Dataset entries:
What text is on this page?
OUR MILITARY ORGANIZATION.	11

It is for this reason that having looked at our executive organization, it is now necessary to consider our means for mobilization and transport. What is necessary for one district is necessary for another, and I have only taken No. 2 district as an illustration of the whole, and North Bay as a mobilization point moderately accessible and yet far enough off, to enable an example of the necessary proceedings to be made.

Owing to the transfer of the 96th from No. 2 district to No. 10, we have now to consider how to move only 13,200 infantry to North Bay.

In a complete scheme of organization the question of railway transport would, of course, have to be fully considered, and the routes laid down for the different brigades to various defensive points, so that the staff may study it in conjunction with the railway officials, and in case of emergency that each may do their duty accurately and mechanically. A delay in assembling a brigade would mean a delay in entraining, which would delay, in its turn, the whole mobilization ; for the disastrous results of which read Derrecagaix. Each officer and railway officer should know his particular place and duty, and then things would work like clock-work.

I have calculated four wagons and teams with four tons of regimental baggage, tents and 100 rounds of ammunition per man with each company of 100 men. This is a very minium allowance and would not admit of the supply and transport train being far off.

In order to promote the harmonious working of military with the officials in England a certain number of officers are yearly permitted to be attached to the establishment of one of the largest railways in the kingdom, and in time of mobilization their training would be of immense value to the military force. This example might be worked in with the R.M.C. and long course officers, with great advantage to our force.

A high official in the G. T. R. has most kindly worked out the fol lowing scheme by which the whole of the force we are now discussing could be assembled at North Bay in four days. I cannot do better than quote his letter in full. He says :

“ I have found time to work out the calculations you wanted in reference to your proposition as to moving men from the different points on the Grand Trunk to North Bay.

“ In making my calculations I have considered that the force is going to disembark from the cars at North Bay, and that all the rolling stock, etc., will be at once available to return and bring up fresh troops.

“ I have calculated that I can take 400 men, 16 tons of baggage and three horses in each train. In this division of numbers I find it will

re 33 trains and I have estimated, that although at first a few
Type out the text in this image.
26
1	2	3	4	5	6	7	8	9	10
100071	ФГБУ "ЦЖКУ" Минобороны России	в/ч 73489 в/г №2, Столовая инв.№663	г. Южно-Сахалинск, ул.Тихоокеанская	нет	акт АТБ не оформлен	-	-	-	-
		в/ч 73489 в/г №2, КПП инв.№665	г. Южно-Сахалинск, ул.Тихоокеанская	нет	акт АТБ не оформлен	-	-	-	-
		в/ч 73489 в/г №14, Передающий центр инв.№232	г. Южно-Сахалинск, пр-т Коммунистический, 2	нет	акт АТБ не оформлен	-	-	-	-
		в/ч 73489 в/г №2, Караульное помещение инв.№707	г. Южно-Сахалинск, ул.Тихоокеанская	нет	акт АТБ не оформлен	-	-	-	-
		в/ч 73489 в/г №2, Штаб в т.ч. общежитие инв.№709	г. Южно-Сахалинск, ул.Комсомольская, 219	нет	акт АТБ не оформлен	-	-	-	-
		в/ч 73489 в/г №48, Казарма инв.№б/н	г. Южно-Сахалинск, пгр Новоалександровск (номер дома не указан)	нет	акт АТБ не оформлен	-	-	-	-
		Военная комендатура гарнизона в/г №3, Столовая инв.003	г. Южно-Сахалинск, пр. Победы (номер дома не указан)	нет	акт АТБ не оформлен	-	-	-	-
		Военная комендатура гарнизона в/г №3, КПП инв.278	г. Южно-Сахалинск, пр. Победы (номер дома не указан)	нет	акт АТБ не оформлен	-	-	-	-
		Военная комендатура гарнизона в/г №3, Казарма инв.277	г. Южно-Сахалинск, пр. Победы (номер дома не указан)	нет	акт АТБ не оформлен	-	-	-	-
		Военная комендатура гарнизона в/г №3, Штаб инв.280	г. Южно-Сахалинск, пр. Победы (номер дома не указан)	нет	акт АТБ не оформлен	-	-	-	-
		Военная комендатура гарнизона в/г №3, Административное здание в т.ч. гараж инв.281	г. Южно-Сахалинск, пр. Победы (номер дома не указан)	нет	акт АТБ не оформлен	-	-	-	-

Work instructions:
Return every line above in which the string "calculations" occurs.

The output:
“ I have found time to work out the calculations you wanted in reference to your proposition as to moving men from the different points on the Grand Trunk to North Bay.
“ In making my calculations I have considered that the force is going to disembark from the cars at North Bay, and that all the rolling stock, etc., will be at once available to return and bring up fresh troops.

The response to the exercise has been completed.